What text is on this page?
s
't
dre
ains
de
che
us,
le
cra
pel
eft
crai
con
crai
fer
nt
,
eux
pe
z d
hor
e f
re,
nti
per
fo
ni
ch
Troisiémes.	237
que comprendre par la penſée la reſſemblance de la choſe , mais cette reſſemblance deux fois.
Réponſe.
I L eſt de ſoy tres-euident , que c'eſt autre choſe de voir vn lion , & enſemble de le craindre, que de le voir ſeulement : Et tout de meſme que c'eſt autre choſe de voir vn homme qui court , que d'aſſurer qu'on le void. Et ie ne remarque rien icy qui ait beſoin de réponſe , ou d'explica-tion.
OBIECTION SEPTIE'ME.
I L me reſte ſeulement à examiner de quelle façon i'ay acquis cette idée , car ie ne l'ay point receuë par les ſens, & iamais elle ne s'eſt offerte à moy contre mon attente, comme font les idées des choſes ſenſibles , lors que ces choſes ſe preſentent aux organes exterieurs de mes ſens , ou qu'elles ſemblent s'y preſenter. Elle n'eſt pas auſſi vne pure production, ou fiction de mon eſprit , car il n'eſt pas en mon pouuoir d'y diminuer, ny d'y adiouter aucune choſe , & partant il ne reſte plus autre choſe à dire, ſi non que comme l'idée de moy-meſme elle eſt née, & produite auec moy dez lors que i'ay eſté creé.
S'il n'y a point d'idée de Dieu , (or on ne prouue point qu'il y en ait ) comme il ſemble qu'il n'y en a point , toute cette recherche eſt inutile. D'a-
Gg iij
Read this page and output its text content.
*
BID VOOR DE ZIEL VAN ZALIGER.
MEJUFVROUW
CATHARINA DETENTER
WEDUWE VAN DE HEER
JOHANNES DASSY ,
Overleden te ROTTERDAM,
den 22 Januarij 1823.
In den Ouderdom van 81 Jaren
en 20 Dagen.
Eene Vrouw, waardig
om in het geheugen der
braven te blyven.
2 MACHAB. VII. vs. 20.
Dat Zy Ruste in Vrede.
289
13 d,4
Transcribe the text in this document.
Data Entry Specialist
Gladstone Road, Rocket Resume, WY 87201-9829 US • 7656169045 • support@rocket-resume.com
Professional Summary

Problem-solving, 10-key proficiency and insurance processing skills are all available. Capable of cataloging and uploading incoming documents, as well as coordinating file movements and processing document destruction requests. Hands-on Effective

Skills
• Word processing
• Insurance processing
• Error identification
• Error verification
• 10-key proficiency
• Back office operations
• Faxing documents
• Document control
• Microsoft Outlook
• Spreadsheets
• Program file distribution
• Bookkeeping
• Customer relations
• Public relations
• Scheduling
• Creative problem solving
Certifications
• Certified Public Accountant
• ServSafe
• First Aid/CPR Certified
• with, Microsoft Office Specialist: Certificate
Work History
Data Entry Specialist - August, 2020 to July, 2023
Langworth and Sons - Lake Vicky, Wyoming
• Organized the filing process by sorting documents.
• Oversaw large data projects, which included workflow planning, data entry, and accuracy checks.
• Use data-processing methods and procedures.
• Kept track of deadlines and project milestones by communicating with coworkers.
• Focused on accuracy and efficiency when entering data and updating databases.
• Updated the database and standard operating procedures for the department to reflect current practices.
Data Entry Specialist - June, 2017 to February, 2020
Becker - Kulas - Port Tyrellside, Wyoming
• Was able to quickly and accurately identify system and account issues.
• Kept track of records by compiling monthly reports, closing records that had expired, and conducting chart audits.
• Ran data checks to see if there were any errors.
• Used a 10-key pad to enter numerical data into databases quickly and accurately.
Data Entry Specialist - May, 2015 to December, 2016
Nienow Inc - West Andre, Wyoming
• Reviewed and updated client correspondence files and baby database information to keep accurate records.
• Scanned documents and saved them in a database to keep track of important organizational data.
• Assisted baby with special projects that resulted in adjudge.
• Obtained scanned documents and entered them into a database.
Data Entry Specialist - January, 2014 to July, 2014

→ Task goal
Retype the material in full, character for character.

→ Solved problem
What text is on this page?
s
't
dre
ains
de
che
us,
le
cra
pel
eft
crai
con
crai
fer
nt
,
eux
pe
z d
hor
e f
re,
nti
per
fo
ni
ch
Troisiémes.	237
que comprendre par la penſée la reſſemblance de la choſe , mais cette reſſemblance deux fois.
Réponſe.
I L eſt de ſoy tres-euident , que c'eſt autre choſe de voir vn lion , & enſemble de le craindre, que de le voir ſeulement : Et tout de meſme que c'eſt autre choſe de voir vn homme qui court , que d'aſſurer qu'on le void. Et ie ne remarque rien icy qui ait beſoin de réponſe , ou d'explica-tion.
OBIECTION SEPTIE'ME.
I L me reſte ſeulement à examiner de quelle façon i'ay acquis cette idée , car ie ne l'ay point receuë par les ſens, & iamais elle ne s'eſt offerte à moy contre mon attente, comme font les idées des choſes ſenſibles , lors que ces choſes ſe preſentent aux organes exterieurs de mes ſens , ou qu'elles ſemblent s'y preſenter. Elle n'eſt pas auſſi vne pure production, ou fiction de mon eſprit , car il n'eſt pas en mon pouuoir d'y diminuer, ny d'y adiouter aucune choſe , & partant il ne reſte plus autre choſe à dire, ſi non que comme l'idée de moy-meſme elle eſt née, & produite auec moy dez lors que i'ay eſté creé.
S'il n'y a point d'idée de Dieu , (or on ne prouue point qu'il y en ait ) comme il ſemble qu'il n'y en a point , toute cette recherche eſt inutile. D'a-
Gg iij
Read this page and output its text content.
*
BID VOOR DE ZIEL VAN ZALIGER.
MEJUFVROUW
CATHARINA DETENTER
WEDUWE VAN DE HEER
JOHANNES DASSY ,
Overleden te ROTTERDAM,
den 22 Januarij 1823.
In den Ouderdom van 81 Jaren
en 20 Dagen.
Eene Vrouw, waardig
om in het geheugen der
braven te blyven.
2 MACHAB. VII. vs. 20.
Dat Zy Ruste in Vrede.
289
13 d,4
Transcribe the text in this document.
Data Entry Specialist
Gladstone Road, Rocket Resume, WY 87201-9829 US • 7656169045 • support@rocket-resume.com
Professional Summary

Problem-solving, 10-key proficiency and insurance processing skills are all available. Capable of cataloging and uploading incoming documents, as well as coordinating file movements and processing document destruction requests. Hands-on Effective

Skills
• Word processing
• Insurance processing
• Error identification
• Error verification
• 10-key proficiency
• Back office operations
• Faxing documents
• Document control
• Microsoft Outlook
• Spreadsheets
• Program file distribution
• Bookkeeping
• Customer relations
• Public relations
• Scheduling
• Creative problem solving
Certifications
• Certified Public Accountant
• ServSafe
• First Aid/CPR Certified
• with, Microsoft Office Specialist: Certificate
Work History
Data Entry Specialist - August, 2020 to July, 2023
Langworth and Sons - Lake Vicky, Wyoming
• Organized the filing process by sorting documents.
• Oversaw large data projects, which included workflow planning, data entry, and accuracy checks.
• Use data-processing methods and procedures.
• Kept track of deadlines and project milestones by communicating with coworkers.
• Focused on accuracy and efficiency when entering data and updating databases.
• Updated the database and standard operating procedures for the department to reflect current practices.
Data Entry Specialist - June, 2017 to February, 2020
Becker - Kulas - Port Tyrellside, Wyoming
• Was able to quickly and accurately identify system and account issues.
• Kept track of records by compiling monthly reports, closing records that had expired, and conducting chart audits.
• Ran data checks to see if there were any errors.
• Used a 10-key pad to enter numerical data into databases quickly and accurately.
Data Entry Specialist - May, 2015 to December, 2016
Nienow Inc - West Andre, Wyoming
• Reviewed and updated client correspondence files and baby database information to keep accurate records.
• Scanned documents and saved them in a database to keep track of important organizational data.
• Assisted baby with special projects that resulted in adjudge.
• Obtained scanned documents and entered them into a database.
Data Entry Specialist - January, 2014 to July, 2014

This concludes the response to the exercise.